_Short task:_ Write out the material exactly. Do not include the pictures.

[Source records]

******

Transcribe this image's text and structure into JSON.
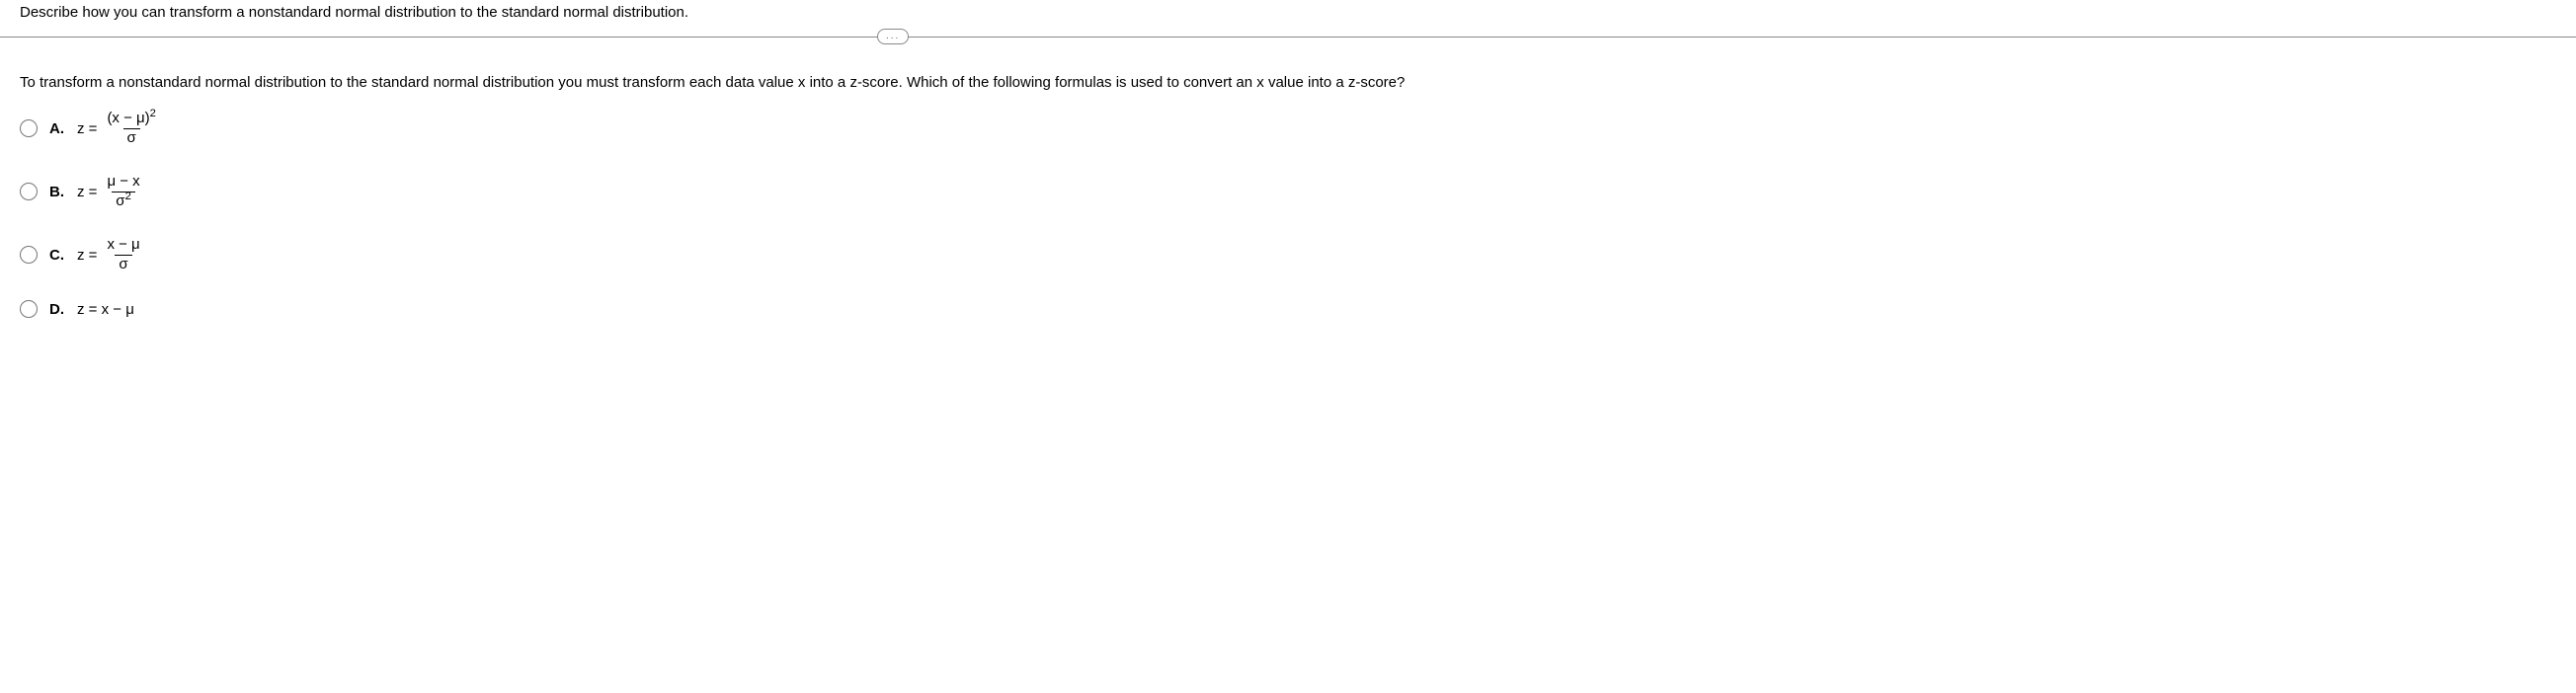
{
  "header": {
    "prompt": "Describe how you can transform a nonstandard normal distribution to the standard normal distribution."
  },
  "more_button": {
    "dots": "..."
  },
  "body": {
    "text": "To transform a nonstandard normal distribution to the standard normal distribution you must transform each data value x into a z-score. Which of the following formulas is used to convert an x value into a z-score?"
  },
  "options": {
    "a": {
      "label": "A.",
      "z_eq": "z =",
      "numerator_base": "(x − μ)",
      "numerator_exp": "2",
      "denominator": "σ"
    },
    "b": {
      "label": "B.",
      "z_eq": "z =",
      "numerator": "μ − x",
      "denominator_base": "σ",
      "denominator_exp": "2"
    },
    "c": {
      "label": "C.",
      "z_eq": "z =",
      "numerator": "x − μ",
      "denominator": "σ"
    },
    "d": {
      "label": "D.",
      "expr": "z = x − μ"
    }
  }
}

******

_The answer:_
Transcribe this image's text and structure into JSON.
{
  "header": {
    "prompt": "Describe how you can transform a nonstandard normal distribution to the standard normal distribution."
  },
  "more_button": {
    "dots": "..."
  },
  "body": {
    "text": "To transform a nonstandard normal distribution to the standard normal distribution you must transform each data value x into a z-score. Which of the following formulas is used to convert an x value into a z-score?"
  },
  "options": {
    "a": {
      "label": "A.",
      "z_eq": "z =",
      "numerator_base": "(x − μ)",
      "numerator_exp": "2",
      "denominator": "σ"
    },
    "b": {
      "label": "B.",
      "z_eq": "z =",
      "numerator": "μ − x",
      "denominator_base": "σ",
      "denominator_exp": "2"
    },
    "c": {
      "label": "C.",
      "z_eq": "z =",
      "numerator": "x − μ",
      "denominator": "σ"
    },
    "d": {
      "label": "D.",
      "expr": "z = x − μ"
    }
  }
}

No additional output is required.